[Written exercise] Count how many lines below include the string "text", and give that number without anything else.

(Dataset items)

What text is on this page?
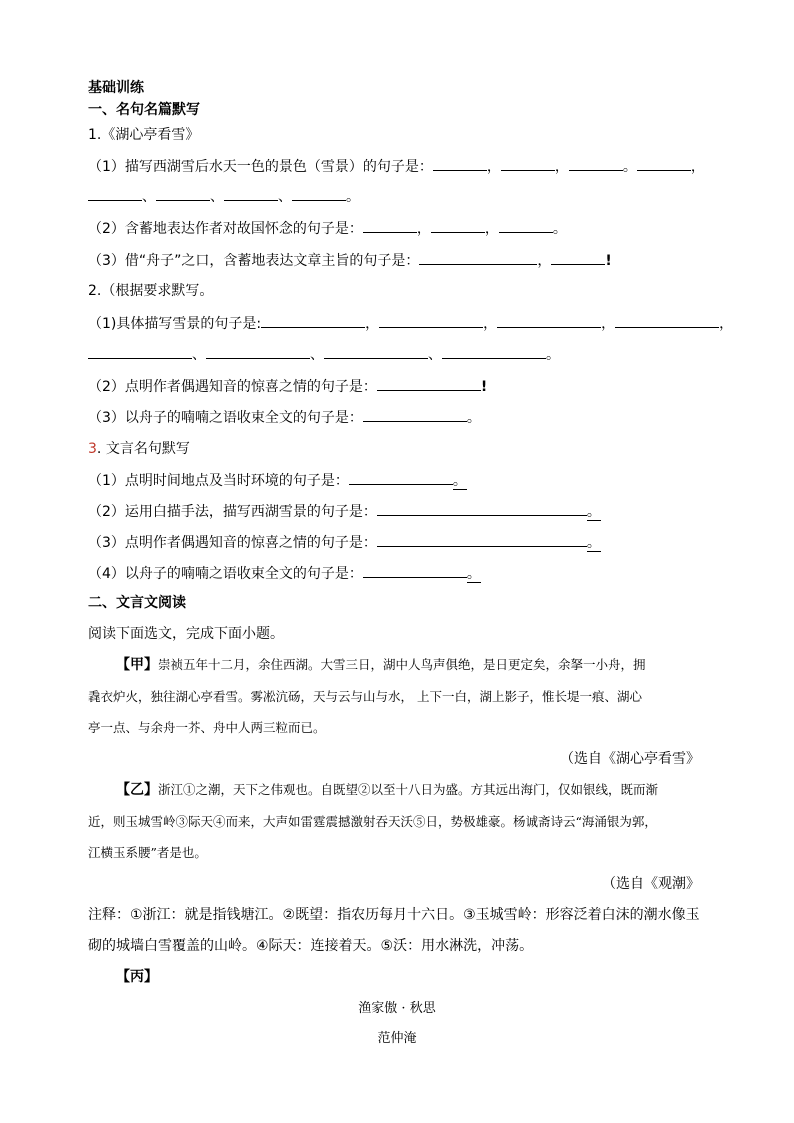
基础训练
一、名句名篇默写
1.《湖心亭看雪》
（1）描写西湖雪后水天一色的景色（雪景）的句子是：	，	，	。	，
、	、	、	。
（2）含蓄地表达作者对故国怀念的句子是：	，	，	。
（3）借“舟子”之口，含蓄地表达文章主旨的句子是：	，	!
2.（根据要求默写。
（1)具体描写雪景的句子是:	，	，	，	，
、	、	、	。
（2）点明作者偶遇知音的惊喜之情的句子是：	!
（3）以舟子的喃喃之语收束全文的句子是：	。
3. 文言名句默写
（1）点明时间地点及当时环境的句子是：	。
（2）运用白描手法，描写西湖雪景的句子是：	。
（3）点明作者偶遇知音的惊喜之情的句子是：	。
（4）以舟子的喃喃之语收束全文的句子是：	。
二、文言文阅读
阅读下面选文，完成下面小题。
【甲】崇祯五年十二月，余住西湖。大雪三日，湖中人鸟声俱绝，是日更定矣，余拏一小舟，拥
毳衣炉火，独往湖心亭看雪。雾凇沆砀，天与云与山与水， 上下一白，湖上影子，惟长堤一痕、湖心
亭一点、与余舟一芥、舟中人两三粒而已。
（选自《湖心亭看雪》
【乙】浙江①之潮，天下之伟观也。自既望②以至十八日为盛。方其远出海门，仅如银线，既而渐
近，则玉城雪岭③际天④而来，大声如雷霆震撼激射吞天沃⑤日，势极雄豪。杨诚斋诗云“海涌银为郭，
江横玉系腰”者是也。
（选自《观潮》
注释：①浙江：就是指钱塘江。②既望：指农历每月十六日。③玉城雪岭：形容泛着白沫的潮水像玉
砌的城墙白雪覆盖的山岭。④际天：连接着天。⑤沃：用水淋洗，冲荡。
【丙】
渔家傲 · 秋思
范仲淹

---

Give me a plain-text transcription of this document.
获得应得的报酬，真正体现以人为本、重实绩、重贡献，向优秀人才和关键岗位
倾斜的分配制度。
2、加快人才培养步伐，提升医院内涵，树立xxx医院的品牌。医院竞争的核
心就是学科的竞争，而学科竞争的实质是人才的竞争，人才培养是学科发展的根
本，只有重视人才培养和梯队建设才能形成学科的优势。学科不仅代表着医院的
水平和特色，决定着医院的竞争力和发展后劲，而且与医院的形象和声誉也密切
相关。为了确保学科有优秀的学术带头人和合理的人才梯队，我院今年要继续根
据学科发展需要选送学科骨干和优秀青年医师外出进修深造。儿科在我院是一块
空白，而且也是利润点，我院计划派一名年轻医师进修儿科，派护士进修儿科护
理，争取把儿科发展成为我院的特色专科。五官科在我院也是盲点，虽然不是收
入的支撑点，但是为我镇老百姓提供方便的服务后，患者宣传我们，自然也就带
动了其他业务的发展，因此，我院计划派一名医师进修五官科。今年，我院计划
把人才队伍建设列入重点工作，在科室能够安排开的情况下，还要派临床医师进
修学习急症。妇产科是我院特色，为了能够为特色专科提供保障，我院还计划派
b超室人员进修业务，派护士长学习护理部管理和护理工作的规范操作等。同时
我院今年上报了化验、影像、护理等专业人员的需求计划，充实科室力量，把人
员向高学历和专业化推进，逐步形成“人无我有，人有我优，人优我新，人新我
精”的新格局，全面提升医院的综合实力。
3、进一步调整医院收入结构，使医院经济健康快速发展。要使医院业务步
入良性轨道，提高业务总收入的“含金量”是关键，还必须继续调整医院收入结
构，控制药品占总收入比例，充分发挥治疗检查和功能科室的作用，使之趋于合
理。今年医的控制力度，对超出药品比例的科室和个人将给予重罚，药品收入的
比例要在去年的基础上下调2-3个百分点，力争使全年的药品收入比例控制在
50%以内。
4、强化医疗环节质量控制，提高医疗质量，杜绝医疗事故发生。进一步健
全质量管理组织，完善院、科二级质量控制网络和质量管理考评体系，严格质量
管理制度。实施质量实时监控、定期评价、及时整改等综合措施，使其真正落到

[Result of the task] 2